◆ Task:
Make an exact copy of the listing below.

(Saved data entries)
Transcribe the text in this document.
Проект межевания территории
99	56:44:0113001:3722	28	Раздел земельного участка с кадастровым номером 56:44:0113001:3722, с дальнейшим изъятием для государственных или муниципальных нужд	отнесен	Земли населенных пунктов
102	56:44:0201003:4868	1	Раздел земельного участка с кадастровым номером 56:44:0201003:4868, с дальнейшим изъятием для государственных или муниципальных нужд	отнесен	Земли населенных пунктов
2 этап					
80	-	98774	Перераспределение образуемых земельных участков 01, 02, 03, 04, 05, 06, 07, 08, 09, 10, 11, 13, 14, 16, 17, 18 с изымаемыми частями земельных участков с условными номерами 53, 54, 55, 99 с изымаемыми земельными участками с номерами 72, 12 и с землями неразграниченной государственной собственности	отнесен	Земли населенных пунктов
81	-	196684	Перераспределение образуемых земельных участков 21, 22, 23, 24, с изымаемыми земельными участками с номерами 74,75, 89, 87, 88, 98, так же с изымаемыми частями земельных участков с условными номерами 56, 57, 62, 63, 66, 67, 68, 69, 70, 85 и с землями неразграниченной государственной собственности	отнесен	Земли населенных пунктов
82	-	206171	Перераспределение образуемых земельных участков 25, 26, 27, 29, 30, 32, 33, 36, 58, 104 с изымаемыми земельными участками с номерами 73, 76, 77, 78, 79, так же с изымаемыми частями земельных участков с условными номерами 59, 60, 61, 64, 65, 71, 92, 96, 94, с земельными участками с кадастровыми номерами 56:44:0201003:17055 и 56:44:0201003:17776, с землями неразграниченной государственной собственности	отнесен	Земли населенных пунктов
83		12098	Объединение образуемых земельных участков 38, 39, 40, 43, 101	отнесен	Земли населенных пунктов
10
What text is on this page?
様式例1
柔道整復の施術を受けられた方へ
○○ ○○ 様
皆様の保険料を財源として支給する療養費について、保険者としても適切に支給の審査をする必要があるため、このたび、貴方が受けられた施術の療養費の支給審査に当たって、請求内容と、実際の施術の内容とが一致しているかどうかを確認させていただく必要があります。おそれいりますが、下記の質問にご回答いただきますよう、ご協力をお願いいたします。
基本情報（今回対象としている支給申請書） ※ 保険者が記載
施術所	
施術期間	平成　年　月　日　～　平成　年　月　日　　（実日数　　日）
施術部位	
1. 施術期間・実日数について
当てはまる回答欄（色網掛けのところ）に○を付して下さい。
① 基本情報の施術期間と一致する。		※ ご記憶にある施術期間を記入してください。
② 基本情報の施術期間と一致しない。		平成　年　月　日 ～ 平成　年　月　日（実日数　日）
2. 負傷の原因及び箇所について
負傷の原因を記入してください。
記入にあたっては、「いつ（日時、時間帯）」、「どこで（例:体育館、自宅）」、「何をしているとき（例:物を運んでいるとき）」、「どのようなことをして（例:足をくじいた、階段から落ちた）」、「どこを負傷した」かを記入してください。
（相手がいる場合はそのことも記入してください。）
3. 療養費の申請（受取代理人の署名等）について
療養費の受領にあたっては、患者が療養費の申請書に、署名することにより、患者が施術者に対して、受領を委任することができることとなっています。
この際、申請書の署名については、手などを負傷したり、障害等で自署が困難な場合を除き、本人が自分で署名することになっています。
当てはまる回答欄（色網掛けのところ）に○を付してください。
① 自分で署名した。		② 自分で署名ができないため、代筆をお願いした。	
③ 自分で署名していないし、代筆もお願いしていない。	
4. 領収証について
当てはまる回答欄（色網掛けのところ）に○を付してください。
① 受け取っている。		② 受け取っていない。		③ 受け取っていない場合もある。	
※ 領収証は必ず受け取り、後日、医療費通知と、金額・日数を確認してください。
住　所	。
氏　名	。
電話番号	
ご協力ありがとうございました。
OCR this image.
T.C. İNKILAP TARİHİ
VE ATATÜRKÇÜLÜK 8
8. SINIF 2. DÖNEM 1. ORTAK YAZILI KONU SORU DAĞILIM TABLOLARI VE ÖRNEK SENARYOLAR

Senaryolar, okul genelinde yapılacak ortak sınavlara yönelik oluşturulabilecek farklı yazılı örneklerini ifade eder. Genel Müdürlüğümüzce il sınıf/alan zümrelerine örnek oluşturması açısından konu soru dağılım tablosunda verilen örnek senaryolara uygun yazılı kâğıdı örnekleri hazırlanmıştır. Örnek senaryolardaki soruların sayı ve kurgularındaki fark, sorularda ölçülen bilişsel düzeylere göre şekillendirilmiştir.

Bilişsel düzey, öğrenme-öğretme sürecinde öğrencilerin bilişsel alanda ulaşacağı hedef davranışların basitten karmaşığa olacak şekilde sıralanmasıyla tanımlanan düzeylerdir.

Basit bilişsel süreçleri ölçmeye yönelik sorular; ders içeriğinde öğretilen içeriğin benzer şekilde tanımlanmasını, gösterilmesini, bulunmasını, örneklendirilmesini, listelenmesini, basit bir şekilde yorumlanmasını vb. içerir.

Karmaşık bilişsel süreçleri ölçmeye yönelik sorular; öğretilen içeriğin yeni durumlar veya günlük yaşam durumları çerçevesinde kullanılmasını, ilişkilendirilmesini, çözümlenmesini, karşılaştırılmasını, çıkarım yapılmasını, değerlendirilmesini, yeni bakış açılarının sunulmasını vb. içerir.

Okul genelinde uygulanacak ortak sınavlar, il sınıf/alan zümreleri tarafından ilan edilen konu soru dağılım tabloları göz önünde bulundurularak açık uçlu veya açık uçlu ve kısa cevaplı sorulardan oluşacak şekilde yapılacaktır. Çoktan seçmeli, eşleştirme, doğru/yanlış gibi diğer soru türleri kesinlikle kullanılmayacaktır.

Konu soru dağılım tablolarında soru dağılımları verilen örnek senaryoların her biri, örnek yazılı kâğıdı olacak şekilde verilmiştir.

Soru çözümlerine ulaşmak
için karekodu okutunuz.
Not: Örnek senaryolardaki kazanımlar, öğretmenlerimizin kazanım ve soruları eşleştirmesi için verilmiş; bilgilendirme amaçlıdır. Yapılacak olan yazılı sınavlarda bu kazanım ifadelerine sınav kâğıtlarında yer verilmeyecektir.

◆ Result of this exercise:
Transcribe the text in this document.
Проект межевания территории
99	56:44:0113001:3722	28	Раздел земельного участка с кадастровым номером 56:44:0113001:3722, с дальнейшим изъятием для государственных или муниципальных нужд	отнесен	Земли населенных пунктов
102	56:44:0201003:4868	1	Раздел земельного участка с кадастровым номером 56:44:0201003:4868, с дальнейшим изъятием для государственных или муниципальных нужд	отнесен	Земли населенных пунктов
2 этап					
80	-	98774	Перераспределение образуемых земельных участков 01, 02, 03, 04, 05, 06, 07, 08, 09, 10, 11, 13, 14, 16, 17, 18 с изымаемыми частями земельных участков с условными номерами 53, 54, 55, 99 с изымаемыми земельными участками с номерами 72, 12 и с землями неразграниченной государственной собственности	отнесен	Земли населенных пунктов
81	-	196684	Перераспределение образуемых земельных участков 21, 22, 23, 24, с изымаемыми земельными участками с номерами 74,75, 89, 87, 88, 98, так же с изымаемыми частями земельных участков с условными номерами 56, 57, 62, 63, 66, 67, 68, 69, 70, 85 и с землями неразграниченной государственной собственности	отнесен	Земли населенных пунктов
82	-	206171	Перераспределение образуемых земельных участков 25, 26, 27, 29, 30, 32, 33, 36, 58, 104 с изымаемыми земельными участками с номерами 73, 76, 77, 78, 79, так же с изымаемыми частями земельных участков с условными номерами 59, 60, 61, 64, 65, 71, 92, 96, 94, с земельными участками с кадастровыми номерами 56:44:0201003:17055 и 56:44:0201003:17776, с землями неразграниченной государственной собственности	отнесен	Земли населенных пунктов
83		12098	Объединение образуемых земельных участков 38, 39, 40, 43, 101	отнесен	Земли населенных пунктов
10
What text is on this page?
様式例1
柔道整復の施術を受けられた方へ
○○ ○○ 様
皆様の保険料を財源として支給する療養費について、保険者としても適切に支給の審査をする必要があるため、このたび、貴方が受けられた施術の療養費の支給審査に当たって、請求内容と、実際の施術の内容とが一致しているかどうかを確認させていただく必要があります。おそれいりますが、下記の質問にご回答いただきますよう、ご協力をお願いいたします。
基本情報（今回対象としている支給申請書） ※ 保険者が記載
施術所	
施術期間	平成　年　月　日　～　平成　年　月　日　　（実日数　　日）
施術部位	
1. 施術期間・実日数について
当てはまる回答欄（色網掛けのところ）に○を付して下さい。
① 基本情報の施術期間と一致する。		※ ご記憶にある施術期間を記入してください。
② 基本情報の施術期間と一致しない。		平成　年　月　日 ～ 平成　年　月　日（実日数　日）
2. 負傷の原因及び箇所について
負傷の原因を記入してください。
記入にあたっては、「いつ（日時、時間帯）」、「どこで（例:体育館、自宅）」、「何をしているとき（例:物を運んでいるとき）」、「どのようなことをして（例:足をくじいた、階段から落ちた）」、「どこを負傷した」かを記入してください。
（相手がいる場合はそのことも記入してください。）
3. 療養費の申請（受取代理人の署名等）について
療養費の受領にあたっては、患者が療養費の申請書に、署名することにより、患者が施術者に対して、受領を委任することができることとなっています。
この際、申請書の署名については、手などを負傷したり、障害等で自署が困難な場合を除き、本人が自分で署名することになっています。
当てはまる回答欄（色網掛けのところ）に○を付してください。
① 自分で署名した。		② 自分で署名ができないため、代筆をお願いした。	
③ 自分で署名していないし、代筆もお願いしていない。	
4. 領収証について
当てはまる回答欄（色網掛けのところ）に○を付してください。
① 受け取っている。		② 受け取っていない。		③ 受け取っていない場合もある。	
※ 領収証は必ず受け取り、後日、医療費通知と、金額・日数を確認してください。
住　所	。
氏　名	。
電話番号	
ご協力ありがとうございました。
OCR this image.
T.C. İNKILAP TARİHİ
VE ATATÜRKÇÜLÜK 8
8. SINIF 2. DÖNEM 1. ORTAK YAZILI KONU SORU DAĞILIM TABLOLARI VE ÖRNEK SENARYOLAR

Senaryolar, okul genelinde yapılacak ortak sınavlara yönelik oluşturulabilecek farklı yazılı örneklerini ifade eder. Genel Müdürlüğümüzce il sınıf/alan zümrelerine örnek oluşturması açısından konu soru dağılım tablosunda verilen örnek senaryolara uygun yazılı kâğıdı örnekleri hazırlanmıştır. Örnek senaryolardaki soruların sayı ve kurgularındaki fark, sorularda ölçülen bilişsel düzeylere göre şekillendirilmiştir.

Bilişsel düzey, öğrenme-öğretme sürecinde öğrencilerin bilişsel alanda ulaşacağı hedef davranışların basitten karmaşığa olacak şekilde sıralanmasıyla tanımlanan düzeylerdir.

Basit bilişsel süreçleri ölçmeye yönelik sorular; ders içeriğinde öğretilen içeriğin benzer şekilde tanımlanmasını, gösterilmesini, bulunmasını, örneklendirilmesini, listelenmesini, basit bir şekilde yorumlanmasını vb. içerir.

Karmaşık bilişsel süreçleri ölçmeye yönelik sorular; öğretilen içeriğin yeni durumlar veya günlük yaşam durumları çerçevesinde kullanılmasını, ilişkilendirilmesini, çözümlenmesini, karşılaştırılmasını, çıkarım yapılmasını, değerlendirilmesini, yeni bakış açılarının sunulmasını vb. içerir.

Okul genelinde uygulanacak ortak sınavlar, il sınıf/alan zümreleri tarafından ilan edilen konu soru dağılım tabloları göz önünde bulundurularak açık uçlu veya açık uçlu ve kısa cevaplı sorulardan oluşacak şekilde yapılacaktır. Çoktan seçmeli, eşleştirme, doğru/yanlış gibi diğer soru türleri kesinlikle kullanılmayacaktır.

Konu soru dağılım tablolarında soru dağılımları verilen örnek senaryoların her biri, örnek yazılı kâğıdı olacak şekilde verilmiştir.

Soru çözümlerine ulaşmak
için karekodu okutunuz.
Not: Örnek senaryolardaki kazanımlar, öğretmenlerimizin kazanım ve soruları eşleştirmesi için verilmiş; bilgilendirme amaçlıdır. Yapılacak olan yazılı sınavlarda bu kazanım ifadelerine sınav kâğıtlarında yer verilmeyecektir.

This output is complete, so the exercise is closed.